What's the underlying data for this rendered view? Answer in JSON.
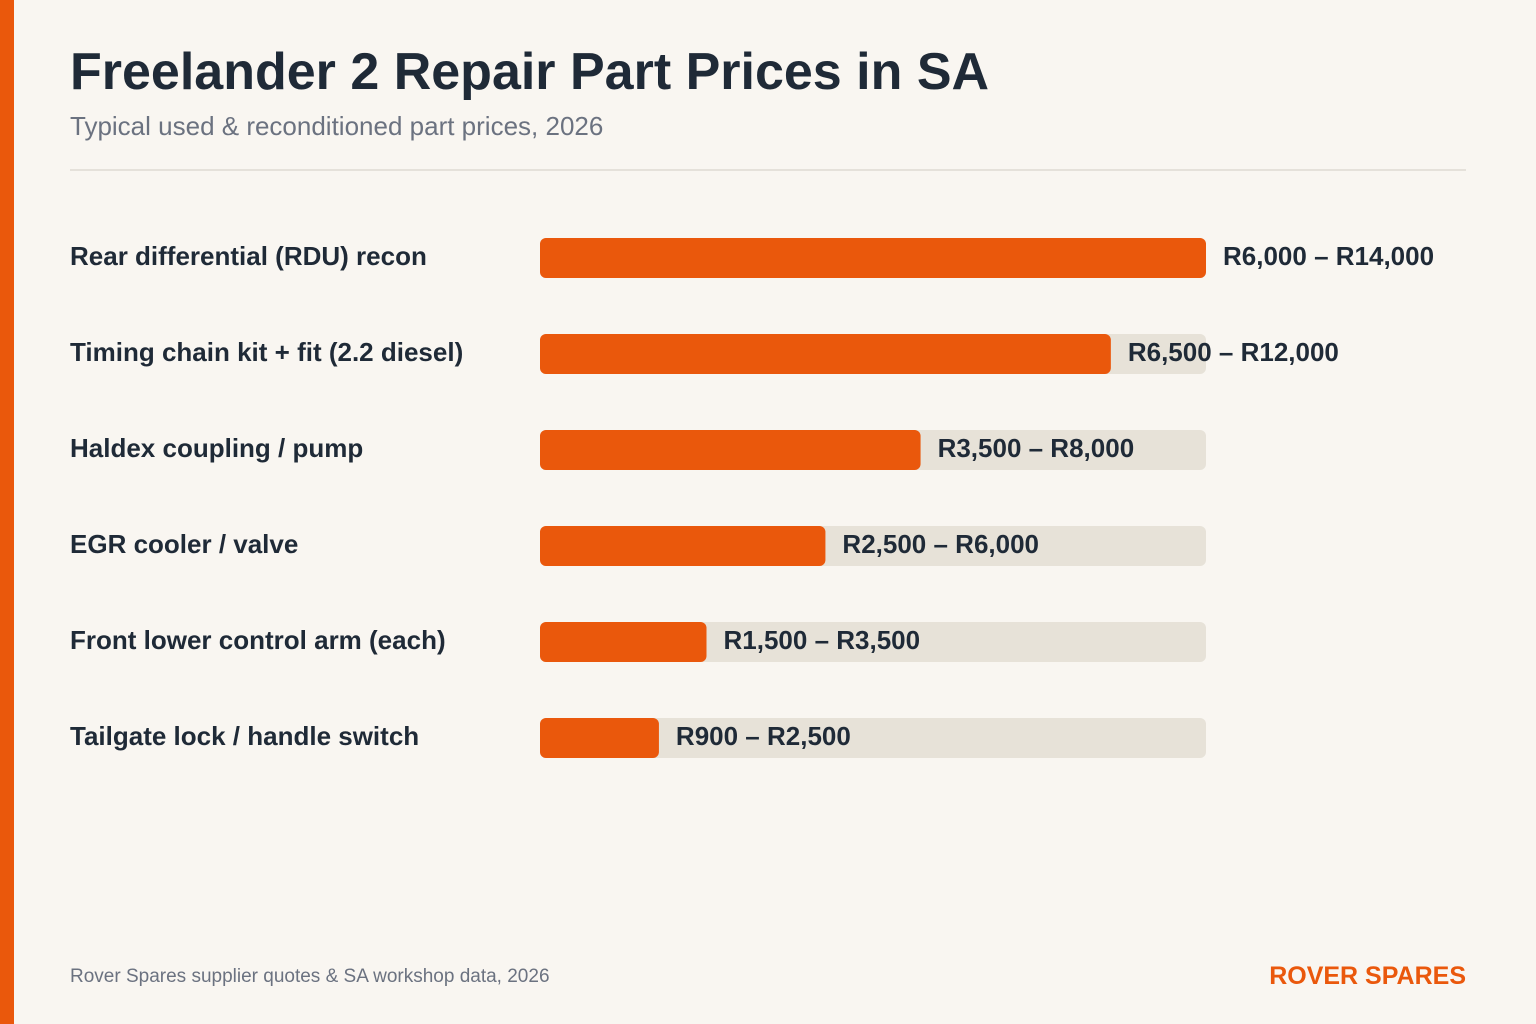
{
  "header": {
    "title": "Freelander 2 Repair Part Prices in SA",
    "subtitle": "Typical used & reconditioned part prices, 2026"
  },
  "footer": {
    "source": "Rover Spares supplier quotes & SA workshop data, 2026",
    "brand": "ROVER SPARES"
  },
  "colors": {
    "accent": "#ea580c",
    "track": "#e7e2d8",
    "text": "#1f2a37",
    "muted": "#6b7280",
    "background": "#f9f6f1"
  },
  "chart_data": {
    "type": "bar",
    "orientation": "horizontal",
    "title": "Freelander 2 Repair Part Prices in SA",
    "subtitle": "Typical used & reconditioned part prices, 2026",
    "xlabel": "",
    "ylabel": "",
    "grid": false,
    "legend": "none",
    "xlim": [
      0,
      14000
    ],
    "categories": [
      "Rear differential (RDU) recon",
      "Timing chain kit + fit (2.2 diesel)",
      "Haldex coupling / pump",
      "EGR cooler / valve",
      "Front lower control arm (each)",
      "Tailgate lock / handle switch"
    ],
    "values": [
      14000,
      12000,
      8000,
      6000,
      3500,
      2500
    ],
    "range_min": [
      6000,
      6500,
      3500,
      2500,
      1500,
      900
    ],
    "labels": [
      "R6,000 – R14,000",
      "R6,500 – R12,000",
      "R3,500 – R8,000",
      "R2,500 – R6,000",
      "R1,500 – R3,500",
      "R900 – R2,500"
    ]
  }
}
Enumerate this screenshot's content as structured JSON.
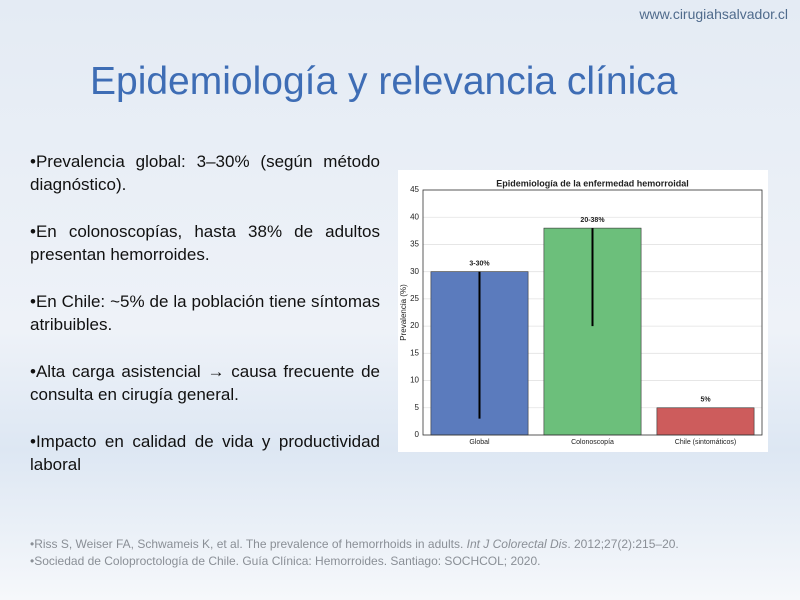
{
  "header": {
    "site": "www.cirugiahsalvador.cl",
    "title": "Epidemiología y relevancia clínica"
  },
  "bullets": [
    "Prevalencia global: 3–30% (según método diagnóstico).",
    "En colonoscopías, hasta 38% de adultos presentan hemorroides.",
    "En Chile: ~5% de la población tiene síntomas atribuibles.",
    "Alta carga asistencial → causa frecuente de consulta en cirugía general.",
    "Impacto en calidad de vida y productividad laboral"
  ],
  "references": [
    {
      "parts": [
        "Riss S, Weiser FA, Schwameis K, et al. The prevalence of hemorrhoids in adults. ",
        "Int J Colorectal Dis",
        ". 2012;27(2):215–20."
      ]
    },
    {
      "parts": [
        "Sociedad de Coloproctología de Chile. Guía Clínica: Hemorroides. Santiago: SOCHCOL; 2020."
      ]
    }
  ],
  "chart_data": {
    "type": "bar",
    "title": "Epidemiología de la enfermedad hemorroidal",
    "y_label": "Prevalencia (%)",
    "categories": [
      "Global",
      "Colonoscopía",
      "Chile (sintomáticos)"
    ],
    "values": [
      30,
      38,
      5
    ],
    "value_labels": [
      "3-30%",
      "20-38%",
      "5%"
    ],
    "range_low": [
      3,
      20,
      null
    ],
    "colors": [
      "#5b7bbd",
      "#6cbf7b",
      "#cd5c5c"
    ],
    "ylim": [
      0,
      45
    ],
    "yticks": [
      0,
      5,
      10,
      15,
      20,
      25,
      30,
      35,
      40,
      45
    ],
    "grid": true
  }
}
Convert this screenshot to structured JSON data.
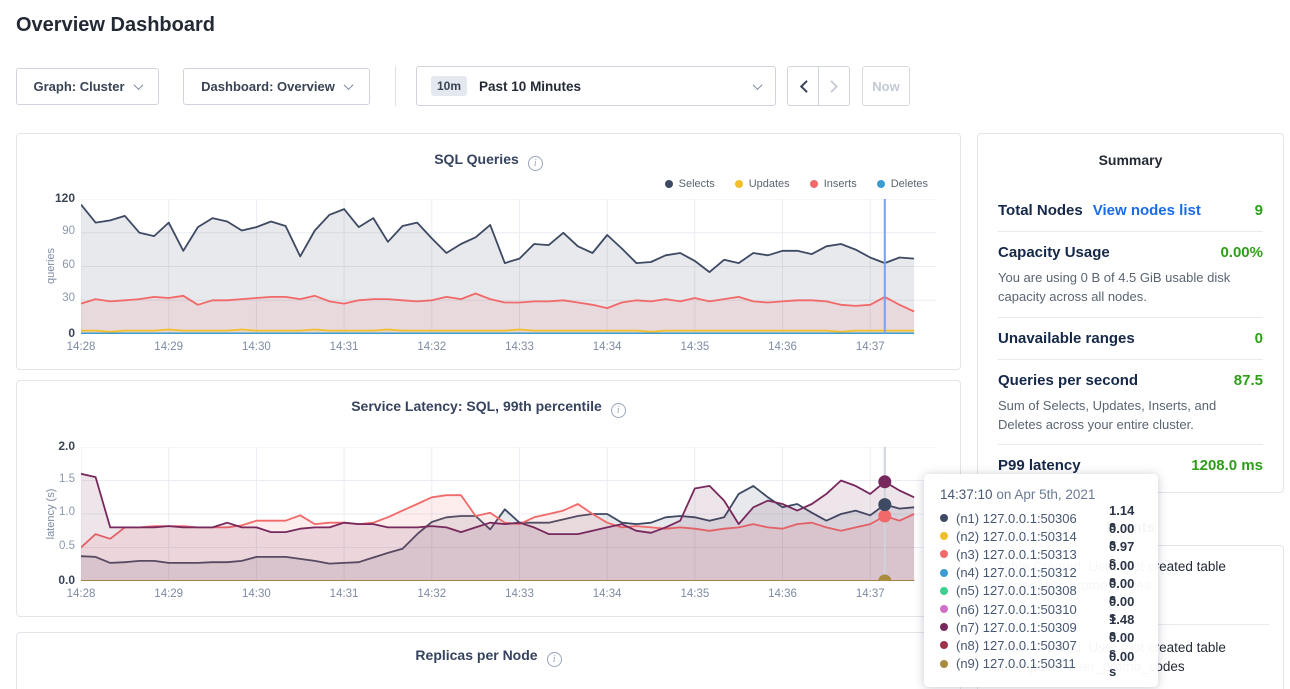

━━━━━━━━━━━━━━━━━━━━━━━━━━━━━━

— Work to be completed —
Each line of the material must be retyped exactly, except that images are omitted.

— Expected output —
What's the underlying data for this rendered view? Answer in JSON.
{
  "header": {
    "title": "Freelander 2 Repair Part Prices in SA",
    "subtitle": "Typical used & reconditioned part prices, 2026"
  },
  "footer": {
    "source": "Rover Spares supplier quotes & SA workshop data, 2026",
    "brand": "ROVER SPARES"
  },
  "colors": {
    "accent": "#ea580c",
    "track": "#e7e2d8",
    "text": "#1f2a37",
    "muted": "#6b7280",
    "background": "#f9f6f1"
  },
  "chart_data": {
    "type": "bar",
    "orientation": "horizontal",
    "title": "Freelander 2 Repair Part Prices in SA",
    "subtitle": "Typical used & reconditioned part prices, 2026",
    "xlabel": "",
    "ylabel": "",
    "grid": false,
    "legend": "none",
    "xlim": [
      0,
      14000
    ],
    "categories": [
      "Rear differential (RDU) recon",
      "Timing chain kit + fit (2.2 diesel)",
      "Haldex coupling / pump",
      "EGR cooler / valve",
      "Front lower control arm (each)",
      "Tailgate lock / handle switch"
    ],
    "values": [
      14000,
      12000,
      8000,
      6000,
      3500,
      2500
    ],
    "range_min": [
      6000,
      6500,
      3500,
      2500,
      1500,
      900
    ],
    "labels": [
      "R6,000 – R14,000",
      "R6,500 – R12,000",
      "R3,500 – R8,000",
      "R2,500 – R6,000",
      "R1,500 – R3,500",
      "R900 – R2,500"
    ]
  }
}
Enumerate this screenshot's content as structured JSON.
{
  "header": {
    "site": "www.cirugiahsalvador.cl",
    "title": "Epidemiología y relevancia clínica"
  },
  "bullets": [
    "Prevalencia global: 3–30% (según método diagnóstico).",
    "En colonoscopías, hasta 38% de adultos presentan hemorroides.",
    "En Chile: ~5% de la población tiene síntomas atribuibles.",
    "Alta carga asistencial → causa frecuente de consulta en cirugía general.",
    "Impacto en calidad de vida y productividad laboral"
  ],
  "references": [
    {
      "parts": [
        "Riss S, Weiser FA, Schwameis K, et al. The prevalence of hemorrhoids in adults. ",
        "Int J Colorectal Dis",
        ". 2012;27(2):215–20."
      ]
    },
    {
      "parts": [
        "Sociedad de Coloproctología de Chile. Guía Clínica: Hemorroides. Santiago: SOCHCOL; 2020."
      ]
    }
  ],
  "chart_data": {
    "type": "bar",
    "title": "Epidemiología de la enfermedad hemorroidal",
    "y_label": "Prevalencia (%)",
    "categories": [
      "Global",
      "Colonoscopía",
      "Chile (sintomáticos)"
    ],
    "values": [
      30,
      38,
      5
    ],
    "value_labels": [
      "3-30%",
      "20-38%",
      "5%"
    ],
    "range_low": [
      3,
      20,
      null
    ],
    "colors": [
      "#5b7bbd",
      "#6cbf7b",
      "#cd5c5c"
    ],
    "ylim": [
      0,
      45
    ],
    "yticks": [
      0,
      5,
      10,
      15,
      20,
      25,
      30,
      35,
      40,
      45
    ],
    "grid": true
  }
}
Convert this screenshot to structured JSON data.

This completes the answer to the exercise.